(Figure record extracts)
-*-

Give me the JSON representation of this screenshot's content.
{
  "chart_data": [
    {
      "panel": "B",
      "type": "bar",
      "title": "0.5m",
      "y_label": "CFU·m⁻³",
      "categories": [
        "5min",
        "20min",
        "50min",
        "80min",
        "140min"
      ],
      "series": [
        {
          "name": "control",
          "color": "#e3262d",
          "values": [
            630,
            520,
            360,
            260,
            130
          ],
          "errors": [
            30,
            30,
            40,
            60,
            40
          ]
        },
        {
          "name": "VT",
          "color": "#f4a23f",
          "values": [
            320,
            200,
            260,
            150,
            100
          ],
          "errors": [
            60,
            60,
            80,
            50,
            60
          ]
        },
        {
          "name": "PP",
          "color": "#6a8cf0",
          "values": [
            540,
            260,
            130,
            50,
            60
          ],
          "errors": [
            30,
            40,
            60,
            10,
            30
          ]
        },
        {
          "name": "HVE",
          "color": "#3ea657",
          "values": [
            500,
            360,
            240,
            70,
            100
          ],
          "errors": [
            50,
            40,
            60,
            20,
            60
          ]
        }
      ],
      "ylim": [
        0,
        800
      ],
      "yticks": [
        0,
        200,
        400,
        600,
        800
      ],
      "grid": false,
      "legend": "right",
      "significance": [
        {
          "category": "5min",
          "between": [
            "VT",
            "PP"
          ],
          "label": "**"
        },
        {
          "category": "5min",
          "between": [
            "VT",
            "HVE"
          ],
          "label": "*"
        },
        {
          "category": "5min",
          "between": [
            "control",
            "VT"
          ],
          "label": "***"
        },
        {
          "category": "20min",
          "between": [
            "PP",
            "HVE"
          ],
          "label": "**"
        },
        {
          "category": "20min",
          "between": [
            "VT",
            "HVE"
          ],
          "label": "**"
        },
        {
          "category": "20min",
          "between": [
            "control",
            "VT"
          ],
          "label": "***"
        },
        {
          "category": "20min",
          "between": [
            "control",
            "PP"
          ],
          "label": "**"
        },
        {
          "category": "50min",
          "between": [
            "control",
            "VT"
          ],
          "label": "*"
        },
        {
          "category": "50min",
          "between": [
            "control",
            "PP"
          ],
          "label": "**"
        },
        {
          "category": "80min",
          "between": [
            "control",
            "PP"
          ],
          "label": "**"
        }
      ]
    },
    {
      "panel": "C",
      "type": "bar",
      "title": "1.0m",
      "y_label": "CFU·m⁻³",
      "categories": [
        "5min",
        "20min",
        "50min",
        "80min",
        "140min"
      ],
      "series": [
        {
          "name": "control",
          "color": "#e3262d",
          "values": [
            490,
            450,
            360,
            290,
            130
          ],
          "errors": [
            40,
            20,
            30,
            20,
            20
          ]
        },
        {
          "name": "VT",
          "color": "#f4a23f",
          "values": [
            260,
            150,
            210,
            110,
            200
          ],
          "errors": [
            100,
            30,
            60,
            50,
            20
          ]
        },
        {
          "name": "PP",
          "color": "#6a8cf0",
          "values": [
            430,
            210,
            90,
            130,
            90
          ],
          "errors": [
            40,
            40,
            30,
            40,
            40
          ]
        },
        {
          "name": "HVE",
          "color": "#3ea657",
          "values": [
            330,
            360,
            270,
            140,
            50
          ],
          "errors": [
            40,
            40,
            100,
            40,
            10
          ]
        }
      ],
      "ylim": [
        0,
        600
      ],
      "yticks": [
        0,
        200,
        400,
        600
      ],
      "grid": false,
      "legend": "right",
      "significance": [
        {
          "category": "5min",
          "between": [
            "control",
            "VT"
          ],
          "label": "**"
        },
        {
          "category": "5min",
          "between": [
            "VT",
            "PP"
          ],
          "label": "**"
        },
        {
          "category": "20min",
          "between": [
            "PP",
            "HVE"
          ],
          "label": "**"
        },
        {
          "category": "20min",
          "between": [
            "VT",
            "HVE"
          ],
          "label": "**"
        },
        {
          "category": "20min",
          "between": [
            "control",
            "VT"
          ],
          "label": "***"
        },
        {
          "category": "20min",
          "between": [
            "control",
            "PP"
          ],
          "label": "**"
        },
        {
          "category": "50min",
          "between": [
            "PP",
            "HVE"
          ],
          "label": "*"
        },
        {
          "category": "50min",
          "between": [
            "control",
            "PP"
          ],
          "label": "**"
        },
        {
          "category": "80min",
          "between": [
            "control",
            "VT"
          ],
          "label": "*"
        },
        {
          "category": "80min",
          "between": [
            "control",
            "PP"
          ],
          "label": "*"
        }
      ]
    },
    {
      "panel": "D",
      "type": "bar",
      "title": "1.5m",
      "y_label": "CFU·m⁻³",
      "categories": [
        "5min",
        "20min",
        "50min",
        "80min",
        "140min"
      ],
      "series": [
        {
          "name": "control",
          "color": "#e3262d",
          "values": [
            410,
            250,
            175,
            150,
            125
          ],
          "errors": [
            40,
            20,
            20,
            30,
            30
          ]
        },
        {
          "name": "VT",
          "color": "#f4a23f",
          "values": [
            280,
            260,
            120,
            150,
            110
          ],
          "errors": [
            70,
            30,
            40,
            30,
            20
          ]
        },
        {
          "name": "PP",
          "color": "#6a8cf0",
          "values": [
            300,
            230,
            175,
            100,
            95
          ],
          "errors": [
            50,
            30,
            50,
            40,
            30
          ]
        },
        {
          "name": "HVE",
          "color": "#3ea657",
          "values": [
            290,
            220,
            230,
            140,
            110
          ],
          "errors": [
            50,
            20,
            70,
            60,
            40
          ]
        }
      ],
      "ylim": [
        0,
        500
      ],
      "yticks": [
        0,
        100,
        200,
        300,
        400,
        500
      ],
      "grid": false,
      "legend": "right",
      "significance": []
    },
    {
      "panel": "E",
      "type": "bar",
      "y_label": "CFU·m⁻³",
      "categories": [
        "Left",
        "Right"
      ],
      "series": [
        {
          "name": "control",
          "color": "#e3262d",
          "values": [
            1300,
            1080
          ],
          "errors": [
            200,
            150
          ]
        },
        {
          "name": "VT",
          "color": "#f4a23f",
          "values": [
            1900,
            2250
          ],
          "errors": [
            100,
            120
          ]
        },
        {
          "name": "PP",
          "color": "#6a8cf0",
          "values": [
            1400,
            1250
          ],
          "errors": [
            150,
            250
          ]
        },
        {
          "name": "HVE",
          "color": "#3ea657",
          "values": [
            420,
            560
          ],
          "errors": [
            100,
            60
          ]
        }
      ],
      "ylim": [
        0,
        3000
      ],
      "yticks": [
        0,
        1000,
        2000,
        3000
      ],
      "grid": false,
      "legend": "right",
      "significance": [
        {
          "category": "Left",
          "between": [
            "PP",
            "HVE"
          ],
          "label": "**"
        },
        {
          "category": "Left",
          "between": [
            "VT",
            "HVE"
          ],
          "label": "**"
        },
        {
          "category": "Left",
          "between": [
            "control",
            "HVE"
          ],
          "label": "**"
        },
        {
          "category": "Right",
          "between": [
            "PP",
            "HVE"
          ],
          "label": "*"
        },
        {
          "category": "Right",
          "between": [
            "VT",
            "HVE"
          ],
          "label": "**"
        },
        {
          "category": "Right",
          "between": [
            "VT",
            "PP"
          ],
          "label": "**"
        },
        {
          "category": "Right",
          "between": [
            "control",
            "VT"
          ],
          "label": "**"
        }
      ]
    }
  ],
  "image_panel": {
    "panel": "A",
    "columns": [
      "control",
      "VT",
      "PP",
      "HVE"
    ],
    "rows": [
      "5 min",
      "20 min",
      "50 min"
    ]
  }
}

-*-

> [Task to complete]
Extract the data exactly as given.

> [Correct response]
Give me the JSON representation of this screenshot's content.
{
  "chart_data": [
    {
      "panel": "B",
      "type": "bar",
      "title": "0.5m",
      "y_label": "CFU·m⁻³",
      "categories": [
        "5min",
        "20min",
        "50min",
        "80min",
        "140min"
      ],
      "series": [
        {
          "name": "control",
          "color": "#e3262d",
          "values": [
            630,
            520,
            360,
            260,
            130
          ],
          "errors": [
            30,
            30,
            40,
            60,
            40
          ]
        },
        {
          "name": "VT",
          "color": "#f4a23f",
          "values": [
            320,
            200,
            260,
            150,
            100
          ],
          "errors": [
            60,
            60,
            80,
            50,
            60
          ]
        },
        {
          "name": "PP",
          "color": "#6a8cf0",
          "values": [
            540,
            260,
            130,
            50,
            60
          ],
          "errors": [
            30,
            40,
            60,
            10,
            30
          ]
        },
        {
          "name": "HVE",
          "color": "#3ea657",
          "values": [
            500,
            360,
            240,
            70,
            100
          ],
          "errors": [
            50,
            40,
            60,
            20,
            60
          ]
        }
      ],
      "ylim": [
        0,
        800
      ],
      "yticks": [
        0,
        200,
        400,
        600,
        800
      ],
      "grid": false,
      "legend": "right",
      "significance": [
        {
          "category": "5min",
          "between": [
            "VT",
            "PP"
          ],
          "label": "**"
        },
        {
          "category": "5min",
          "between": [
            "VT",
            "HVE"
          ],
          "label": "*"
        },
        {
          "category": "5min",
          "between": [
            "control",
            "VT"
          ],
          "label": "***"
        },
        {
          "category": "20min",
          "between": [
            "PP",
            "HVE"
          ],
          "label": "**"
        },
        {
          "category": "20min",
          "between": [
            "VT",
            "HVE"
          ],
          "label": "**"
        },
        {
          "category": "20min",
          "between": [
            "control",
            "VT"
          ],
          "label": "***"
        },
        {
          "category": "20min",
          "between": [
            "control",
            "PP"
          ],
          "label": "**"
        },
        {
          "category": "50min",
          "between": [
            "control",
            "VT"
          ],
          "label": "*"
        },
        {
          "category": "50min",
          "between": [
            "control",
            "PP"
          ],
          "label": "**"
        },
        {
          "category": "80min",
          "between": [
            "control",
            "PP"
          ],
          "label": "**"
        }
      ]
    },
    {
      "panel": "C",
      "type": "bar",
      "title": "1.0m",
      "y_label": "CFU·m⁻³",
      "categories": [
        "5min",
        "20min",
        "50min",
        "80min",
        "140min"
      ],
      "series": [
        {
          "name": "control",
          "color": "#e3262d",
          "values": [
            490,
            450,
            360,
            290,
            130
          ],
          "errors": [
            40,
            20,
            30,
            20,
            20
          ]
        },
        {
          "name": "VT",
          "color": "#f4a23f",
          "values": [
            260,
            150,
            210,
            110,
            200
          ],
          "errors": [
            100,
            30,
            60,
            50,
            20
          ]
        },
        {
          "name": "PP",
          "color": "#6a8cf0",
          "values": [
            430,
            210,
            90,
            130,
            90
          ],
          "errors": [
            40,
            40,
            30,
            40,
            40
          ]
        },
        {
          "name": "HVE",
          "color": "#3ea657",
          "values": [
            330,
            360,
            270,
            140,
            50
          ],
          "errors": [
            40,
            40,
            100,
            40,
            10
          ]
        }
      ],
      "ylim": [
        0,
        600
      ],
      "yticks": [
        0,
        200,
        400,
        600
      ],
      "grid": false,
      "legend": "right",
      "significance": [
        {
          "category": "5min",
          "between": [
            "control",
            "VT"
          ],
          "label": "**"
        },
        {
          "category": "5min",
          "between": [
            "VT",
            "PP"
          ],
          "label": "**"
        },
        {
          "category": "20min",
          "between": [
            "PP",
            "HVE"
          ],
          "label": "**"
        },
        {
          "category": "20min",
          "between": [
            "VT",
            "HVE"
          ],
          "label": "**"
        },
        {
          "category": "20min",
          "between": [
            "control",
            "VT"
          ],
          "label": "***"
        },
        {
          "category": "20min",
          "between": [
            "control",
            "PP"
          ],
          "label": "**"
        },
        {
          "category": "50min",
          "between": [
            "PP",
            "HVE"
          ],
          "label": "*"
        },
        {
          "category": "50min",
          "between": [
            "control",
            "PP"
          ],
          "label": "**"
        },
        {
          "category": "80min",
          "between": [
            "control",
            "VT"
          ],
          "label": "*"
        },
        {
          "category": "80min",
          "between": [
            "control",
            "PP"
          ],
          "label": "*"
        }
      ]
    },
    {
      "panel": "D",
      "type": "bar",
      "title": "1.5m",
      "y_label": "CFU·m⁻³",
      "categories": [
        "5min",
        "20min",
        "50min",
        "80min",
        "140min"
      ],
      "series": [
        {
          "name": "control",
          "color": "#e3262d",
          "values": [
            410,
            250,
            175,
            150,
            125
          ],
          "errors": [
            40,
            20,
            20,
            30,
            30
          ]
        },
        {
          "name": "VT",
          "color": "#f4a23f",
          "values": [
            280,
            260,
            120,
            150,
            110
          ],
          "errors": [
            70,
            30,
            40,
            30,
            20
          ]
        },
        {
          "name": "PP",
          "color": "#6a8cf0",
          "values": [
            300,
            230,
            175,
            100,
            95
          ],
          "errors": [
            50,
            30,
            50,
            40,
            30
          ]
        },
        {
          "name": "HVE",
          "color": "#3ea657",
          "values": [
            290,
            220,
            230,
            140,
            110
          ],
          "errors": [
            50,
            20,
            70,
            60,
            40
          ]
        }
      ],
      "ylim": [
        0,
        500
      ],
      "yticks": [
        0,
        100,
        200,
        300,
        400,
        500
      ],
      "grid": false,
      "legend": "right",
      "significance": []
    },
    {
      "panel": "E",
      "type": "bar",
      "y_label": "CFU·m⁻³",
      "categories": [
        "Left",
        "Right"
      ],
      "series": [
        {
          "name": "control",
          "color": "#e3262d",
          "values": [
            1300,
            1080
          ],
          "errors": [
            200,
            150
          ]
        },
        {
          "name": "VT",
          "color": "#f4a23f",
          "values": [
            1900,
            2250
          ],
          "errors": [
            100,
            120
          ]
        },
        {
          "name": "PP",
          "color": "#6a8cf0",
          "values": [
            1400,
            1250
          ],
          "errors": [
            150,
            250
          ]
        },
        {
          "name": "HVE",
          "color": "#3ea657",
          "values": [
            420,
            560
          ],
          "errors": [
            100,
            60
          ]
        }
      ],
      "ylim": [
        0,
        3000
      ],
      "yticks": [
        0,
        1000,
        2000,
        3000
      ],
      "grid": false,
      "legend": "right",
      "significance": [
        {
          "category": "Left",
          "between": [
            "PP",
            "HVE"
          ],
          "label": "**"
        },
        {
          "category": "Left",
          "between": [
            "VT",
            "HVE"
          ],
          "label": "**"
        },
        {
          "category": "Left",
          "between": [
            "control",
            "HVE"
          ],
          "label": "**"
        },
        {
          "category": "Right",
          "between": [
            "PP",
            "HVE"
          ],
          "label": "*"
        },
        {
          "category": "Right",
          "between": [
            "VT",
            "HVE"
          ],
          "label": "**"
        },
        {
          "category": "Right",
          "between": [
            "VT",
            "PP"
          ],
          "label": "**"
        },
        {
          "category": "Right",
          "between": [
            "control",
            "VT"
          ],
          "label": "**"
        }
      ]
    }
  ],
  "image_panel": {
    "panel": "A",
    "columns": [
      "control",
      "VT",
      "PP",
      "HVE"
    ],
    "rows": [
      "5 min",
      "20 min",
      "50 min"
    ]
  }
}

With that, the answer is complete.